[Start MATERIAL]
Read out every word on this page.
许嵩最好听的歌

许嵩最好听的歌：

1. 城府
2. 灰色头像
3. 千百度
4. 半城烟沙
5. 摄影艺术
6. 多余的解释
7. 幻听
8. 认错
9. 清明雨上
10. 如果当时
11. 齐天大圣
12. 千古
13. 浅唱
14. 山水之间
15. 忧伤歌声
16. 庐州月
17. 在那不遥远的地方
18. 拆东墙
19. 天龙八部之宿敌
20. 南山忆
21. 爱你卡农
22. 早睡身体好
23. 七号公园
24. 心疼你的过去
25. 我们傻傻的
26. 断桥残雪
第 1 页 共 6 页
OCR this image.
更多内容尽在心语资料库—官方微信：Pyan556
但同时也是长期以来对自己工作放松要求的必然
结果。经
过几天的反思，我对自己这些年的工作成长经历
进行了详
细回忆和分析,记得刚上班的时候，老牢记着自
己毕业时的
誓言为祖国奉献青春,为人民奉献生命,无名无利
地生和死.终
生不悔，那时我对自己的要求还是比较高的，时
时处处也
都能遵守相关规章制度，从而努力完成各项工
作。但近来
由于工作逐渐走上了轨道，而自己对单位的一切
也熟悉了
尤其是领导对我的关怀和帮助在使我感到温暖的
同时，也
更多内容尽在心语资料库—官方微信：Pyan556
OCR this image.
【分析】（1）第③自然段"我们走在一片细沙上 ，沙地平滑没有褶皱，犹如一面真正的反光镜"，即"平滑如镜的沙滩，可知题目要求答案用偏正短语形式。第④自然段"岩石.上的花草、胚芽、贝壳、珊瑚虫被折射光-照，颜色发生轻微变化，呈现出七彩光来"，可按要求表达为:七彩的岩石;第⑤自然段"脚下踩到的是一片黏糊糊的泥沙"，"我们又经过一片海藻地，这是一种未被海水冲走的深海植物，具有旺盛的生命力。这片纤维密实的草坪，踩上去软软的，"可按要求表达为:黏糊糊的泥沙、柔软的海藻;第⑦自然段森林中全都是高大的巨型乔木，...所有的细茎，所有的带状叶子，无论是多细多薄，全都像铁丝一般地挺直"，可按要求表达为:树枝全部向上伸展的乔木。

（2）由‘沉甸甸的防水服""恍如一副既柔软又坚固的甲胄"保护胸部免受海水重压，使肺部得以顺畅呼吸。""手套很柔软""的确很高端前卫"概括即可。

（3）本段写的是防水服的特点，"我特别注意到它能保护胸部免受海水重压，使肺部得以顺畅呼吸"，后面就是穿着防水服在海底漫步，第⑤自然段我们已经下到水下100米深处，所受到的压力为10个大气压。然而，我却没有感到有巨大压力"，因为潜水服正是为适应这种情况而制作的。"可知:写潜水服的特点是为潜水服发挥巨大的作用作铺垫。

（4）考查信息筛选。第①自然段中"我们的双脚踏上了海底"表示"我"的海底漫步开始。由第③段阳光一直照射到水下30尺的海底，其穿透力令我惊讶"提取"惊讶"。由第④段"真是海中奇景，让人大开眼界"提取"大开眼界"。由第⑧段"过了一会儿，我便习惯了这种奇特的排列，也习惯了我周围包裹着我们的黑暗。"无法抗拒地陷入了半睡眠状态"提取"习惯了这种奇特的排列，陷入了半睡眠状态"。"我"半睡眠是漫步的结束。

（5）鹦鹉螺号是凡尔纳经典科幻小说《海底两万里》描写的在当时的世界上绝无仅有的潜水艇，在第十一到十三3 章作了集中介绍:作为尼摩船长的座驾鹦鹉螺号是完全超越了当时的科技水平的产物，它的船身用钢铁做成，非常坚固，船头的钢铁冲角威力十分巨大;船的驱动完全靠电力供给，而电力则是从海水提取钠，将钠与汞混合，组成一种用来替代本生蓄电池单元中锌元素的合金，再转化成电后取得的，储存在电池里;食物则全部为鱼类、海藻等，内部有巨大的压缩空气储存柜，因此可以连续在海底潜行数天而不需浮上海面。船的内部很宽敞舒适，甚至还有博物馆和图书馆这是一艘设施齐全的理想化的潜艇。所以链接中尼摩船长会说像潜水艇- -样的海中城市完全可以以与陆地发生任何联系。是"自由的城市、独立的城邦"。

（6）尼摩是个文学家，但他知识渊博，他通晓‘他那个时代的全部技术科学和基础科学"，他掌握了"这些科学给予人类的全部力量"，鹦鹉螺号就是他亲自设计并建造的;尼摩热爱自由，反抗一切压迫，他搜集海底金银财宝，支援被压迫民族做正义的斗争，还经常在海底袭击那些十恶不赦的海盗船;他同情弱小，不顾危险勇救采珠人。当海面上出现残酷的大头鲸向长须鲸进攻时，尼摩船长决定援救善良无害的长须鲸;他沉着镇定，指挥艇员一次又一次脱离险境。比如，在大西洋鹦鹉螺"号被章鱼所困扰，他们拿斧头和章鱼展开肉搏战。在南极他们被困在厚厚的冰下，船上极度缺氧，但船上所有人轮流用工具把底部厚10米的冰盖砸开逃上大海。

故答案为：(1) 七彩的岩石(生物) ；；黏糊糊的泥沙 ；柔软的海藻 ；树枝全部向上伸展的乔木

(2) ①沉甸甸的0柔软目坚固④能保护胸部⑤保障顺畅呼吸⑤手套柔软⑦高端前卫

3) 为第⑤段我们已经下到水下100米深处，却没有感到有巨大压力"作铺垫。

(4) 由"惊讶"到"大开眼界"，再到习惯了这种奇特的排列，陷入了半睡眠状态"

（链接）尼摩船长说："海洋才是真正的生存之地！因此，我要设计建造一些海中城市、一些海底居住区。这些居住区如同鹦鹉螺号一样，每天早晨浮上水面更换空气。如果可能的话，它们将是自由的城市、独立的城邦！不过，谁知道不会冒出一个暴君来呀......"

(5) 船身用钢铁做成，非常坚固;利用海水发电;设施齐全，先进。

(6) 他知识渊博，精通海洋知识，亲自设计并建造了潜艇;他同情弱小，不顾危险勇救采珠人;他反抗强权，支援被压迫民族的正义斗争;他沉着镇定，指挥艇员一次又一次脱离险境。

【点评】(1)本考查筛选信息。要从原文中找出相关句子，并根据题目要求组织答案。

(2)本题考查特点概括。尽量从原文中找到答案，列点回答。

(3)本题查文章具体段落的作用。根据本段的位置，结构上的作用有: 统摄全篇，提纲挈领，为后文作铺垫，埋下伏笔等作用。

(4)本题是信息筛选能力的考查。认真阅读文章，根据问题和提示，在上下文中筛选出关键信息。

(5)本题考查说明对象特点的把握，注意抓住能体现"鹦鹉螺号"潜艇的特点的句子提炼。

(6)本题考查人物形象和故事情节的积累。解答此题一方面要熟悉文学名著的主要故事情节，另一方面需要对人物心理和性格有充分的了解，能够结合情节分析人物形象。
[End MATERIAL]
Retype the material in full, character for character.

▶ [EXERCISE RESPONSE]
Read out every word on this page.
许嵩最好听的歌

许嵩最好听的歌：

1. 城府
2. 灰色头像
3. 千百度
4. 半城烟沙
5. 摄影艺术
6. 多余的解释
7. 幻听
8. 认错
9. 清明雨上
10. 如果当时
11. 齐天大圣
12. 千古
13. 浅唱
14. 山水之间
15. 忧伤歌声
16. 庐州月
17. 在那不遥远的地方
18. 拆东墙
19. 天龙八部之宿敌
20. 南山忆
21. 爱你卡农
22. 早睡身体好
23. 七号公园
24. 心疼你的过去
25. 我们傻傻的
26. 断桥残雪
第 1 页 共 6 页
OCR this image.
更多内容尽在心语资料库—官方微信：Pyan556
但同时也是长期以来对自己工作放松要求的必然
结果。经
过几天的反思，我对自己这些年的工作成长经历
进行了详
细回忆和分析,记得刚上班的时候，老牢记着自
己毕业时的
誓言为祖国奉献青春,为人民奉献生命,无名无利
地生和死.终
生不悔，那时我对自己的要求还是比较高的，时
时处处也
都能遵守相关规章制度，从而努力完成各项工
作。但近来
由于工作逐渐走上了轨道，而自己对单位的一切
也熟悉了
尤其是领导对我的关怀和帮助在使我感到温暖的
同时，也
更多内容尽在心语资料库—官方微信：Pyan556
OCR this image.
【分析】（1）第③自然段"我们走在一片细沙上 ，沙地平滑没有褶皱，犹如一面真正的反光镜"，即"平滑如镜的沙滩，可知题目要求答案用偏正短语形式。第④自然段"岩石.上的花草、胚芽、贝壳、珊瑚虫被折射光-照，颜色发生轻微变化，呈现出七彩光来"，可按要求表达为:七彩的岩石;第⑤自然段"脚下踩到的是一片黏糊糊的泥沙"，"我们又经过一片海藻地，这是一种未被海水冲走的深海植物，具有旺盛的生命力。这片纤维密实的草坪，踩上去软软的，"可按要求表达为:黏糊糊的泥沙、柔软的海藻;第⑦自然段森林中全都是高大的巨型乔木，...所有的细茎，所有的带状叶子，无论是多细多薄，全都像铁丝一般地挺直"，可按要求表达为:树枝全部向上伸展的乔木。

（2）由‘沉甸甸的防水服""恍如一副既柔软又坚固的甲胄"保护胸部免受海水重压，使肺部得以顺畅呼吸。""手套很柔软""的确很高端前卫"概括即可。

（3）本段写的是防水服的特点，"我特别注意到它能保护胸部免受海水重压，使肺部得以顺畅呼吸"，后面就是穿着防水服在海底漫步，第⑤自然段我们已经下到水下100米深处，所受到的压力为10个大气压。然而，我却没有感到有巨大压力"，因为潜水服正是为适应这种情况而制作的。"可知:写潜水服的特点是为潜水服发挥巨大的作用作铺垫。

（4）考查信息筛选。第①自然段中"我们的双脚踏上了海底"表示"我"的海底漫步开始。由第③段阳光一直照射到水下30尺的海底，其穿透力令我惊讶"提取"惊讶"。由第④段"真是海中奇景，让人大开眼界"提取"大开眼界"。由第⑧段"过了一会儿，我便习惯了这种奇特的排列，也习惯了我周围包裹着我们的黑暗。"无法抗拒地陷入了半睡眠状态"提取"习惯了这种奇特的排列，陷入了半睡眠状态"。"我"半睡眠是漫步的结束。

（5）鹦鹉螺号是凡尔纳经典科幻小说《海底两万里》描写的在当时的世界上绝无仅有的潜水艇，在第十一到十三3 章作了集中介绍:作为尼摩船长的座驾鹦鹉螺号是完全超越了当时的科技水平的产物，它的船身用钢铁做成，非常坚固，船头的钢铁冲角威力十分巨大;船的驱动完全靠电力供给，而电力则是从海水提取钠，将钠与汞混合，组成一种用来替代本生蓄电池单元中锌元素的合金，再转化成电后取得的，储存在电池里;食物则全部为鱼类、海藻等，内部有巨大的压缩空气储存柜，因此可以连续在海底潜行数天而不需浮上海面。船的内部很宽敞舒适，甚至还有博物馆和图书馆这是一艘设施齐全的理想化的潜艇。所以链接中尼摩船长会说像潜水艇- -样的海中城市完全可以以与陆地发生任何联系。是"自由的城市、独立的城邦"。

（6）尼摩是个文学家，但他知识渊博，他通晓‘他那个时代的全部技术科学和基础科学"，他掌握了"这些科学给予人类的全部力量"，鹦鹉螺号就是他亲自设计并建造的;尼摩热爱自由，反抗一切压迫，他搜集海底金银财宝，支援被压迫民族做正义的斗争，还经常在海底袭击那些十恶不赦的海盗船;他同情弱小，不顾危险勇救采珠人。当海面上出现残酷的大头鲸向长须鲸进攻时，尼摩船长决定援救善良无害的长须鲸;他沉着镇定，指挥艇员一次又一次脱离险境。比如，在大西洋鹦鹉螺"号被章鱼所困扰，他们拿斧头和章鱼展开肉搏战。在南极他们被困在厚厚的冰下，船上极度缺氧，但船上所有人轮流用工具把底部厚10米的冰盖砸开逃上大海。

故答案为：(1) 七彩的岩石(生物) ；；黏糊糊的泥沙 ；柔软的海藻 ；树枝全部向上伸展的乔木

(2) ①沉甸甸的0柔软目坚固④能保护胸部⑤保障顺畅呼吸⑤手套柔软⑦高端前卫

3) 为第⑤段我们已经下到水下100米深处，却没有感到有巨大压力"作铺垫。

(4) 由"惊讶"到"大开眼界"，再到习惯了这种奇特的排列，陷入了半睡眠状态"

（链接）尼摩船长说："海洋才是真正的生存之地！因此，我要设计建造一些海中城市、一些海底居住区。这些居住区如同鹦鹉螺号一样，每天早晨浮上水面更换空气。如果可能的话，它们将是自由的城市、独立的城邦！不过，谁知道不会冒出一个暴君来呀......"

(5) 船身用钢铁做成，非常坚固;利用海水发电;设施齐全，先进。

(6) 他知识渊博，精通海洋知识，亲自设计并建造了潜艇;他同情弱小，不顾危险勇救采珠人;他反抗强权，支援被压迫民族的正义斗争;他沉着镇定，指挥艇员一次又一次脱离险境。

【点评】(1)本考查筛选信息。要从原文中找出相关句子，并根据题目要求组织答案。

(2)本题考查特点概括。尽量从原文中找到答案，列点回答。

(3)本题查文章具体段落的作用。根据本段的位置，结构上的作用有: 统摄全篇，提纲挈领，为后文作铺垫，埋下伏笔等作用。

(4)本题是信息筛选能力的考查。认真阅读文章，根据问题和提示，在上下文中筛选出关键信息。

(5)本题考查说明对象特点的把握，注意抓住能体现"鹦鹉螺号"潜艇的特点的句子提炼。

(6)本题考查人物形象和故事情节的积累。解答此题一方面要熟悉文学名著的主要故事情节，另一方面需要对人物心理和性格有充分的了解，能够结合情节分析人物形象。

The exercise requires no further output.